Records provided:
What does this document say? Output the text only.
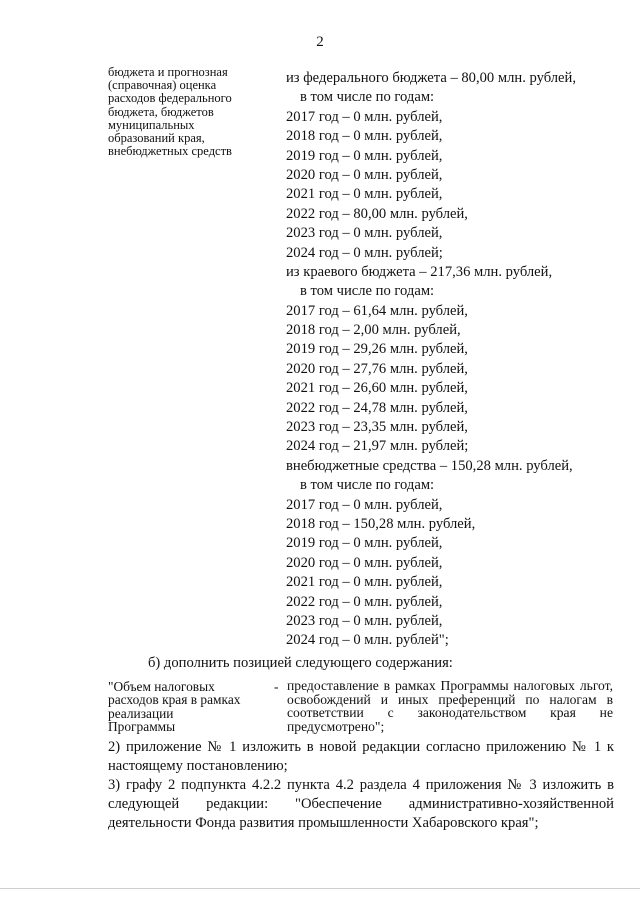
2
бюджета и прогнозная
(справочная) оценка
расходов федерального
бюджета, бюджетов
муниципальных
образований края,
внебюджетных средств
из федерального бюджета – 80,00 млн. рублей,
в том числе по годам:
2017 год – 0 млн. рублей,
2018 год – 0 млн. рублей,
2019 год – 0 млн. рублей,
2020 год – 0 млн. рублей,
2021 год – 0 млн. рублей,
2022 год – 80,00 млн. рублей,
2023 год – 0 млн. рублей,
2024 год – 0 млн. рублей;
из краевого бюджета – 217,36 млн. рублей,
в том числе по годам:
2017 год – 61,64 млн. рублей,
2018 год – 2,00 млн. рублей,
2019 год – 29,26 млн. рублей,
2020 год – 27,76 млн. рублей,
2021 год – 26,60 млн. рублей,
2022 год – 24,78 млн. рублей,
2023 год – 23,35 млн. рублей,
2024 год – 21,97 млн. рублей;
внебюджетные средства – 150,28 млн. рублей,
в том числе по годам:
2017 год – 0 млн. рублей,
2018 год – 150,28 млн. рублей,
2019 год – 0 млн. рублей,
2020 год – 0 млн. рублей,
2021 год – 0 млн. рублей,
2022 год – 0 млн. рублей,
2023 год – 0 млн. рублей,
2024 год – 0 млн. рублей";
б) дополнить позицией следующего содержания:
"Объем налоговых
расходов края в рамках
реализации
Программы
- предоставление в рамках Программы налоговых льгот, освобождений и иных преференций по налогам в соответствии с законодательством края не предусмотрено";
2) приложение № 1 изложить в новой редакции согласно приложению № 1 к настоящему постановлению;
3) графу 2 подпункта 4.2.2 пункта 4.2 раздела 4 приложения № 3 изложить в следующей редакции: "Обеспечение административно-хозяйственной деятельности Фонда развития промышленности Хабаровского края";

Objective: Repeat all the records above exactly, leaving out any pictures.

The completed task:
What does this document say? Output the text only.
2
бюджета и прогнозная
(справочная) оценка
расходов федерального
бюджета, бюджетов
муниципальных
образований края,
внебюджетных средств
из федерального бюджета – 80,00 млн. рублей,
в том числе по годам:
2017 год – 0 млн. рублей,
2018 год – 0 млн. рублей,
2019 год – 0 млн. рублей,
2020 год – 0 млн. рублей,
2021 год – 0 млн. рублей,
2022 год – 80,00 млн. рублей,
2023 год – 0 млн. рублей,
2024 год – 0 млн. рублей;
из краевого бюджета – 217,36 млн. рублей,
в том числе по годам:
2017 год – 61,64 млн. рублей,
2018 год – 2,00 млн. рублей,
2019 год – 29,26 млн. рублей,
2020 год – 27,76 млн. рублей,
2021 год – 26,60 млн. рублей,
2022 год – 24,78 млн. рублей,
2023 год – 23,35 млн. рублей,
2024 год – 21,97 млн. рублей;
внебюджетные средства – 150,28 млн. рублей,
в том числе по годам:
2017 год – 0 млн. рублей,
2018 год – 150,28 млн. рублей,
2019 год – 0 млн. рублей,
2020 год – 0 млн. рублей,
2021 год – 0 млн. рублей,
2022 год – 0 млн. рублей,
2023 год – 0 млн. рублей,
2024 год – 0 млн. рублей";
б) дополнить позицией следующего содержания:
"Объем налоговых
расходов края в рамках
реализации
Программы
- предоставление в рамках Программы налоговых льгот, освобождений и иных преференций по налогам в соответствии с законодательством края не предусмотрено";
2) приложение № 1 изложить в новой редакции согласно приложению № 1 к настоящему постановлению;
3) графу 2 подпункта 4.2.2 пункта 4.2 раздела 4 приложения № 3 изложить в следующей редакции: "Обеспечение административно-хозяйственной деятельности Фонда развития промышленности Хабаровского края";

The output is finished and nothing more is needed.